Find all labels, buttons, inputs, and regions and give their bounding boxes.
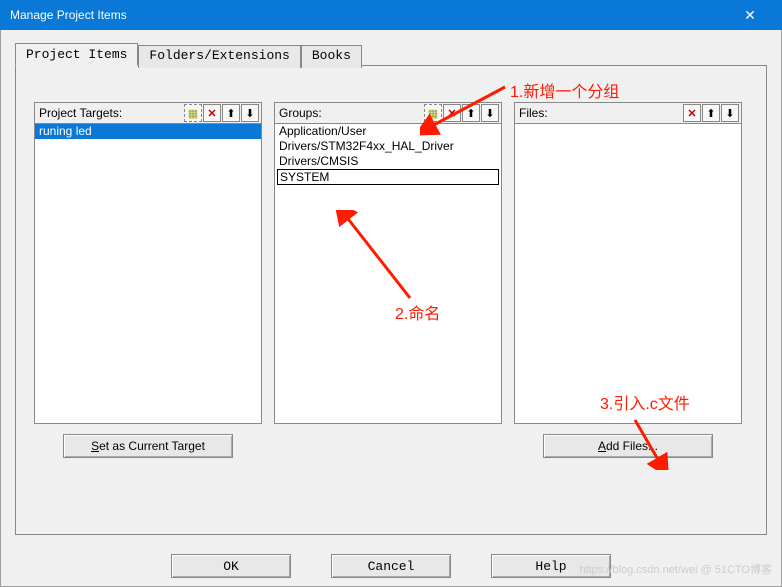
targets-new-button[interactable]: ▦: [184, 104, 202, 122]
files-delete-button[interactable]: ✕: [683, 104, 701, 122]
list-item[interactable]: Application/User: [275, 124, 501, 139]
targets-moveup-button[interactable]: ⬆: [222, 104, 240, 122]
files-column: Files: ✕ ⬆ ⬇ Add Files...: [514, 102, 742, 458]
close-icon[interactable]: ✕: [728, 0, 772, 30]
window-title: Manage Project Items: [10, 8, 728, 22]
groups-header-label: Groups:: [279, 106, 423, 120]
files-movedown-button[interactable]: ⬇: [721, 104, 739, 122]
targets-header: Project Targets: ▦ ✕ ⬆ ⬇: [34, 102, 262, 124]
targets-list[interactable]: runing led: [34, 124, 262, 424]
list-item[interactable]: runing led: [35, 124, 261, 139]
targets-movedown-button[interactable]: ⬇: [241, 104, 259, 122]
targets-delete-button[interactable]: ✕: [203, 104, 221, 122]
list-item[interactable]: Drivers/STM32F4xx_HAL_Driver: [275, 139, 501, 154]
files-header-label: Files:: [519, 106, 682, 120]
add-files-button[interactable]: Add Files...: [543, 434, 713, 458]
groups-header: Groups: ▦ ✕ ⬆ ⬇: [274, 102, 502, 124]
groups-movedown-button[interactable]: ⬇: [481, 104, 499, 122]
files-header: Files: ✕ ⬆ ⬇: [514, 102, 742, 124]
files-list[interactable]: [514, 124, 742, 424]
targets-header-label: Project Targets:: [39, 106, 183, 120]
ok-button[interactable]: OK: [171, 554, 291, 578]
watermark: https://blog.csdn.net/wei @ 51CTO博客: [579, 561, 772, 577]
client-area: Project Items Folders/Extensions Books P…: [0, 30, 782, 587]
groups-new-button[interactable]: ▦: [424, 104, 442, 122]
group-name-input[interactable]: [277, 169, 499, 185]
targets-column: Project Targets: ▦ ✕ ⬆ ⬇ runing led Set …: [34, 102, 262, 458]
tab-folders-extensions[interactable]: Folders/Extensions: [138, 45, 300, 68]
titlebar: Manage Project Items ✕: [0, 0, 782, 30]
group-edit-item: [277, 169, 499, 185]
list-item[interactable]: Drivers/CMSIS: [275, 154, 501, 169]
set-current-target-button[interactable]: Set as Current Target: [63, 434, 233, 458]
groups-moveup-button[interactable]: ⬆: [462, 104, 480, 122]
files-moveup-button[interactable]: ⬆: [702, 104, 720, 122]
groups-column: Groups: ▦ ✕ ⬆ ⬇ Application/User Drivers…: [274, 102, 502, 458]
cancel-button[interactable]: Cancel: [331, 554, 451, 578]
tab-panel: Project Targets: ▦ ✕ ⬆ ⬇ runing led Set …: [15, 65, 767, 535]
tab-project-items[interactable]: Project Items: [15, 43, 138, 66]
tab-bar: Project Items Folders/Extensions Books: [15, 43, 767, 66]
groups-list[interactable]: Application/User Drivers/STM32F4xx_HAL_D…: [274, 124, 502, 424]
tab-books[interactable]: Books: [301, 45, 362, 68]
groups-delete-button[interactable]: ✕: [443, 104, 461, 122]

- **Короткое задание**
Выберите из списка выше все строки, в которых встречается слово «header».

- **Результат задания**
groups-header-label: Groups:: [279, 106, 423, 120]
targets-header: Project Targets: ▦ ✕ ⬆ ⬇: [34, 102, 262, 124]
files-header-label: Files:: [519, 106, 682, 120]
groups-header: Groups: ▦ ✕ ⬆ ⬇: [274, 102, 502, 124]
files-header: Files: ✕ ⬆ ⬇: [514, 102, 742, 124]
targets-header-label: Project Targets:: [39, 106, 183, 120]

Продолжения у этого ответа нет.